§ **DATASET EXCERPTS**:
+ + + + +

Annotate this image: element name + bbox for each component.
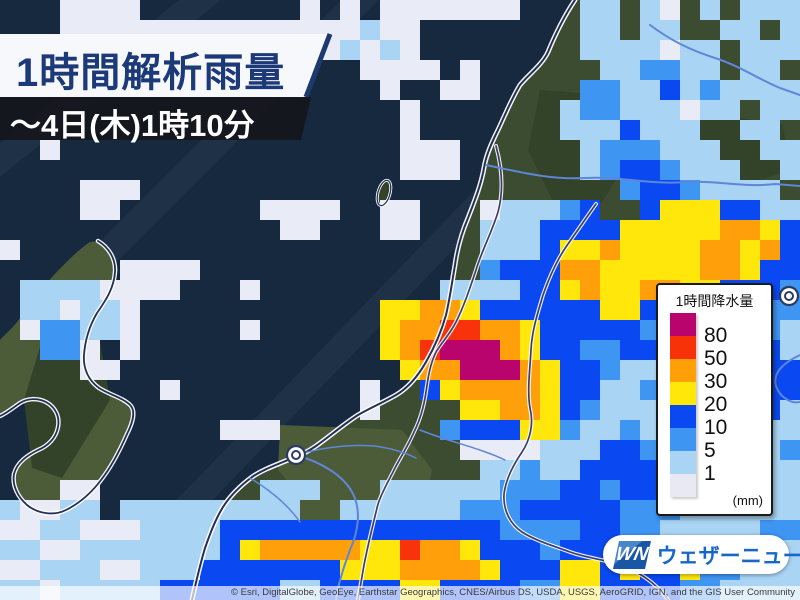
legend-swatch: [670, 336, 696, 359]
legend-label: 80: [704, 324, 728, 347]
page-title: 1時間解析雨量: [16, 51, 286, 95]
legend-title: 1時間降水量: [675, 293, 754, 309]
legend-swatches: [670, 313, 696, 497]
legend-unit: (mm): [732, 493, 763, 508]
legend-label: 5: [704, 439, 716, 462]
wn-logo-icon: WN: [613, 540, 651, 569]
legend-label: 50: [704, 347, 728, 370]
legend-label: 20: [704, 393, 728, 416]
legend-swatch: [670, 313, 696, 336]
legend-swatch: [670, 474, 696, 497]
legend-swatch: [670, 382, 696, 405]
legend-label: 30: [704, 370, 728, 393]
legend-label: 1: [704, 462, 716, 485]
legend-swatch: [670, 359, 696, 382]
map-attribution: © Esri, DigitalGlobe, GeoEye, Earthstar …: [0, 586, 800, 600]
legend-labels: 80 50 30 20 10 5 1: [704, 313, 764, 497]
legend-swatch: [670, 428, 696, 451]
weathernews-label: ウェザーニュース: [656, 544, 800, 568]
legend-label: 10: [704, 416, 728, 439]
rain-legend: 1時間降水量 80 50 30 20 10 5 1 (mm): [656, 283, 773, 516]
timestamp: 〜4日(木)1時10分: [10, 108, 255, 143]
weathernews-logo: WN ウェザーニュース: [603, 535, 800, 574]
legend-swatch: [670, 451, 696, 474]
legend-swatch: [670, 405, 696, 428]
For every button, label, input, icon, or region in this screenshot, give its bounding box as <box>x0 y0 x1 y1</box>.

+ + + + +

§ **THE EXERCISE**: Can you reproduce all of the data above, replacing "map-attribution" with "copyright-notice" wherever it occurs, keeping everything else unchanged and omitting the pictures?

§ **OUTPUT FOR THIS EXERCISE**:
Annotate this image: element name + bbox for each component.
legend-swatch: [670, 336, 696, 359]
legend-label: 80: [704, 324, 728, 347]
page-title: 1時間解析雨量: [16, 51, 286, 95]
legend-title: 1時間降水量: [675, 293, 754, 309]
legend-swatches: [670, 313, 696, 497]
legend-unit: (mm): [732, 493, 763, 508]
legend-label: 5: [704, 439, 716, 462]
wn-logo-icon: WN: [613, 540, 651, 569]
legend-label: 50: [704, 347, 728, 370]
legend-label: 20: [704, 393, 728, 416]
legend-swatch: [670, 313, 696, 336]
legend-swatch: [670, 474, 696, 497]
legend-swatch: [670, 382, 696, 405]
legend-label: 30: [704, 370, 728, 393]
legend-label: 1: [704, 462, 716, 485]
legend-swatch: [670, 359, 696, 382]
copyright-notice: © Esri, DigitalGlobe, GeoEye, Earthstar …: [0, 586, 800, 600]
legend-labels: 80 50 30 20 10 5 1: [704, 313, 764, 497]
legend-swatch: [670, 428, 696, 451]
weathernews-label: ウェザーニュース: [656, 544, 800, 568]
legend-label: 10: [704, 416, 728, 439]
rain-legend: 1時間降水量 80 50 30 20 10 5 1 (mm): [656, 283, 773, 516]
timestamp: 〜4日(木)1時10分: [10, 108, 255, 143]
weathernews-logo: WN ウェザーニュース: [603, 535, 800, 574]
legend-swatch: [670, 451, 696, 474]
legend-swatch: [670, 405, 696, 428]
For every button, label, input, icon, or region in this screenshot, give its bounding box as <box>x0 y0 x1 y1</box>.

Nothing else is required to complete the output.